Write out the listing below exactly, and omit any images you find in it.

[START OF PROVIDED DATA]

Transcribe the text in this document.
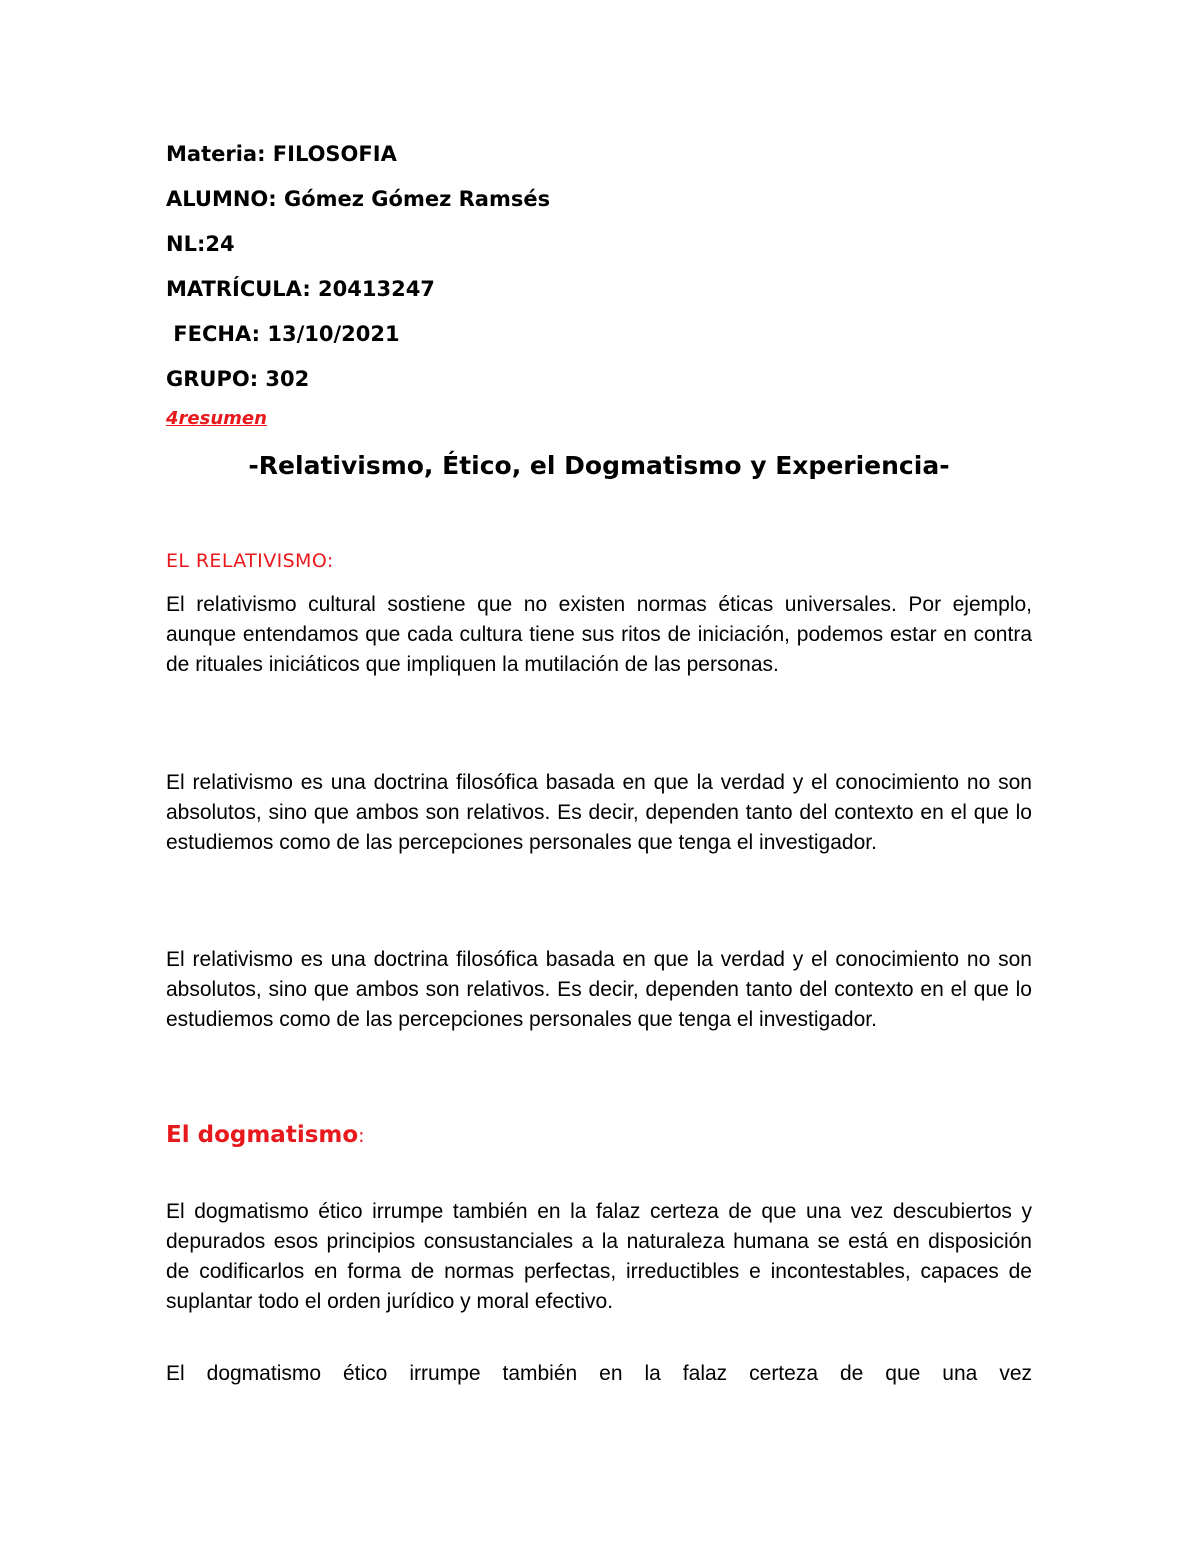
Materia: FILOSOFIA
ALUMNO: Gómez Gómez Ramsés
NL:24
MATRÍCULA: 20413247
FECHA: 13/10/2021
GRUPO: 302
4resumen
-Relativismo, Ético, el Dogmatismo y Experiencia-
EL RELATIVISMO:

El relativismo cultural sostiene que no existen normas éticas universales. Por ejemplo, aunque entendamos que cada cultura tiene sus ritos de iniciación, podemos estar en contra de rituales iniciáticos que impliquen la mutilación de las personas.

El relativismo es una doctrina filosófica basada en que la verdad y el conocimiento no son absolutos, sino que ambos son relativos. Es decir, dependen tanto del contexto en el que lo estudiemos como de las percepciones personales que tenga el investigador.

El relativismo es una doctrina filosófica basada en que la verdad y el conocimiento no son absolutos, sino que ambos son relativos. Es decir, dependen tanto del contexto en el que lo estudiemos como de las percepciones personales que tenga el investigador.

El dogmatismo:

El dogmatismo ético irrumpe también en la falaz certeza de que una vez descubiertos y depurados esos principios consustanciales a la naturaleza humana se está en disposición de codificarlos en forma de normas perfectas, irreductibles e incontestables, capaces de suplantar todo el orden jurídico y moral efectivo.

El dogmatismo ético irrumpe también en la falaz certeza de que una vez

[END OF PROVIDED DATA]

__EXERCISE RESULT__
Transcribe the text in this document.
Materia: FILOSOFIA
ALUMNO: Gómez Gómez Ramsés
NL:24
MATRÍCULA: 20413247
FECHA: 13/10/2021
GRUPO: 302
4resumen
-Relativismo, Ético, el Dogmatismo y Experiencia-
EL RELATIVISMO:

El relativismo cultural sostiene que no existen normas éticas universales. Por ejemplo, aunque entendamos que cada cultura tiene sus ritos de iniciación, podemos estar en contra de rituales iniciáticos que impliquen la mutilación de las personas.

El relativismo es una doctrina filosófica basada en que la verdad y el conocimiento no son absolutos, sino que ambos son relativos. Es decir, dependen tanto del contexto en el que lo estudiemos como de las percepciones personales que tenga el investigador.

El relativismo es una doctrina filosófica basada en que la verdad y el conocimiento no son absolutos, sino que ambos son relativos. Es decir, dependen tanto del contexto en el que lo estudiemos como de las percepciones personales que tenga el investigador.

El dogmatismo:

El dogmatismo ético irrumpe también en la falaz certeza de que una vez descubiertos y depurados esos principios consustanciales a la naturaleza humana se está en disposición de codificarlos en forma de normas perfectas, irreductibles e incontestables, capaces de suplantar todo el orden jurídico y moral efectivo.

El dogmatismo ético irrumpe también en la falaz certeza de que una vez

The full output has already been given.